- Request: Each record must be retyped in full. No character may differ.

- Records shown:
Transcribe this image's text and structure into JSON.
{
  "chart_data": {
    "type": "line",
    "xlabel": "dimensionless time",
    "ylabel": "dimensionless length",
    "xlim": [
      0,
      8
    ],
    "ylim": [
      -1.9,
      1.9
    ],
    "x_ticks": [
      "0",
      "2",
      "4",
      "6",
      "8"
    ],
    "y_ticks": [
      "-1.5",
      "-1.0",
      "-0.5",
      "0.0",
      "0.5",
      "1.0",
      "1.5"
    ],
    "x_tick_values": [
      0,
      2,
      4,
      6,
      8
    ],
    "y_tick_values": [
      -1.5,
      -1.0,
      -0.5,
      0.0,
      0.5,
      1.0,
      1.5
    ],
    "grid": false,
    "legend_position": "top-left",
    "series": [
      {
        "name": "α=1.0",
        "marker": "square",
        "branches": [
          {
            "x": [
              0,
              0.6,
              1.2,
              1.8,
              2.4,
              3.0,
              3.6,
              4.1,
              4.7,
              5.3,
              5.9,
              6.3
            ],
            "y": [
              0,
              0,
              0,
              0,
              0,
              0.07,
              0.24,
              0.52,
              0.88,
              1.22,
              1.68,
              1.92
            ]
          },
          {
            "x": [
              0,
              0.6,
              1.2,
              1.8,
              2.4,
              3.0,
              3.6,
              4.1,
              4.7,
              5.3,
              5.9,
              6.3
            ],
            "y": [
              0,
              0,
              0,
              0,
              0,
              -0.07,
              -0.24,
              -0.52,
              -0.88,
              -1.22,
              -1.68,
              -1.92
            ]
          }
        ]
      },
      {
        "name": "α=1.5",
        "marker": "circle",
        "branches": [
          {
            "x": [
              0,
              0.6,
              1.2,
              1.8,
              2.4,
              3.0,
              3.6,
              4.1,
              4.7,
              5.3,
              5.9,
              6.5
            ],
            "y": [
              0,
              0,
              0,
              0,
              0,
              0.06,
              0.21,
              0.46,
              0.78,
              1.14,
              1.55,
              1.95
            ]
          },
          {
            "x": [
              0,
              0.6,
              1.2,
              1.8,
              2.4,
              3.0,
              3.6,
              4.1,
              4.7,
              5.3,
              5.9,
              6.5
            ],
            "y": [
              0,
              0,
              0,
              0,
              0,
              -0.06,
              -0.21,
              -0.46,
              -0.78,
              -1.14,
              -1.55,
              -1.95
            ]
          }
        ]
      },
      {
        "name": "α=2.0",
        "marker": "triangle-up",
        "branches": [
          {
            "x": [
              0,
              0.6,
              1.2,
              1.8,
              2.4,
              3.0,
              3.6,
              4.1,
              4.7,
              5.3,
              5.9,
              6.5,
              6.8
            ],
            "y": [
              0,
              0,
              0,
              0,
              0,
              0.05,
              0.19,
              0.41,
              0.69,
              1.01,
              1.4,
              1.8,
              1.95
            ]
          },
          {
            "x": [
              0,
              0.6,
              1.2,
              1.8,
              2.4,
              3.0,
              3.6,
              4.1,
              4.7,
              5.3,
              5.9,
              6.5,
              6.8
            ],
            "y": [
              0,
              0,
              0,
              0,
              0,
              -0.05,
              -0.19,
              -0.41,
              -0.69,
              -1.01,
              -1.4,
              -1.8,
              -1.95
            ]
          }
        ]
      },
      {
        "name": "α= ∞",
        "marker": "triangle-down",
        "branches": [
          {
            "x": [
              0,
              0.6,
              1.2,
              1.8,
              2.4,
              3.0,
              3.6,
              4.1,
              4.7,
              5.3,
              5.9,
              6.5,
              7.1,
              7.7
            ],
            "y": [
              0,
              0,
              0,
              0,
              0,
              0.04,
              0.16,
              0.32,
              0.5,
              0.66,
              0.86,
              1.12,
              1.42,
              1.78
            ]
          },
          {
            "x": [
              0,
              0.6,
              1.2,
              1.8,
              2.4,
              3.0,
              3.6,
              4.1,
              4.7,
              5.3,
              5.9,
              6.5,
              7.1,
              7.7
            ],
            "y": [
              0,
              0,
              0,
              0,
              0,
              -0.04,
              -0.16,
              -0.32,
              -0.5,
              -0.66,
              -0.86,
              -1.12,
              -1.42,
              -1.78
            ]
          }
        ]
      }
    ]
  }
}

- Response to this exercise:
Transcribe this image's text and structure into JSON.
{
  "chart_data": {
    "type": "line",
    "xlabel": "dimensionless time",
    "ylabel": "dimensionless length",
    "xlim": [
      0,
      8
    ],
    "ylim": [
      -1.9,
      1.9
    ],
    "x_ticks": [
      "0",
      "2",
      "4",
      "6",
      "8"
    ],
    "y_ticks": [
      "-1.5",
      "-1.0",
      "-0.5",
      "0.0",
      "0.5",
      "1.0",
      "1.5"
    ],
    "x_tick_values": [
      0,
      2,
      4,
      6,
      8
    ],
    "y_tick_values": [
      -1.5,
      -1.0,
      -0.5,
      0.0,
      0.5,
      1.0,
      1.5
    ],
    "grid": false,
    "legend_position": "top-left",
    "series": [
      {
        "name": "α=1.0",
        "marker": "square",
        "branches": [
          {
            "x": [
              0,
              0.6,
              1.2,
              1.8,
              2.4,
              3.0,
              3.6,
              4.1,
              4.7,
              5.3,
              5.9,
              6.3
            ],
            "y": [
              0,
              0,
              0,
              0,
              0,
              0.07,
              0.24,
              0.52,
              0.88,
              1.22,
              1.68,
              1.92
            ]
          },
          {
            "x": [
              0,
              0.6,
              1.2,
              1.8,
              2.4,
              3.0,
              3.6,
              4.1,
              4.7,
              5.3,
              5.9,
              6.3
            ],
            "y": [
              0,
              0,
              0,
              0,
              0,
              -0.07,
              -0.24,
              -0.52,
              -0.88,
              -1.22,
              -1.68,
              -1.92
            ]
          }
        ]
      },
      {
        "name": "α=1.5",
        "marker": "circle",
        "branches": [
          {
            "x": [
              0,
              0.6,
              1.2,
              1.8,
              2.4,
              3.0,
              3.6,
              4.1,
              4.7,
              5.3,
              5.9,
              6.5
            ],
            "y": [
              0,
              0,
              0,
              0,
              0,
              0.06,
              0.21,
              0.46,
              0.78,
              1.14,
              1.55,
              1.95
            ]
          },
          {
            "x": [
              0,
              0.6,
              1.2,
              1.8,
              2.4,
              3.0,
              3.6,
              4.1,
              4.7,
              5.3,
              5.9,
              6.5
            ],
            "y": [
              0,
              0,
              0,
              0,
              0,
              -0.06,
              -0.21,
              -0.46,
              -0.78,
              -1.14,
              -1.55,
              -1.95
            ]
          }
        ]
      },
      {
        "name": "α=2.0",
        "marker": "triangle-up",
        "branches": [
          {
            "x": [
              0,
              0.6,
              1.2,
              1.8,
              2.4,
              3.0,
              3.6,
              4.1,
              4.7,
              5.3,
              5.9,
              6.5,
              6.8
            ],
            "y": [
              0,
              0,
              0,
              0,
              0,
              0.05,
              0.19,
              0.41,
              0.69,
              1.01,
              1.4,
              1.8,
              1.95
            ]
          },
          {
            "x": [
              0,
              0.6,
              1.2,
              1.8,
              2.4,
              3.0,
              3.6,
              4.1,
              4.7,
              5.3,
              5.9,
              6.5,
              6.8
            ],
            "y": [
              0,
              0,
              0,
              0,
              0,
              -0.05,
              -0.19,
              -0.41,
              -0.69,
              -1.01,
              -1.4,
              -1.8,
              -1.95
            ]
          }
        ]
      },
      {
        "name": "α= ∞",
        "marker": "triangle-down",
        "branches": [
          {
            "x": [
              0,
              0.6,
              1.2,
              1.8,
              2.4,
              3.0,
              3.6,
              4.1,
              4.7,
              5.3,
              5.9,
              6.5,
              7.1,
              7.7
            ],
            "y": [
              0,
              0,
              0,
              0,
              0,
              0.04,
              0.16,
              0.32,
              0.5,
              0.66,
              0.86,
              1.12,
              1.42,
              1.78
            ]
          },
          {
            "x": [
              0,
              0.6,
              1.2,
              1.8,
              2.4,
              3.0,
              3.6,
              4.1,
              4.7,
              5.3,
              5.9,
              6.5,
              7.1,
              7.7
            ],
            "y": [
              0,
              0,
              0,
              0,
              0,
              -0.04,
              -0.16,
              -0.32,
              -0.5,
              -0.66,
              -0.86,
              -1.12,
              -1.42,
              -1.78
            ]
          }
        ]
      }
    ]
  }
}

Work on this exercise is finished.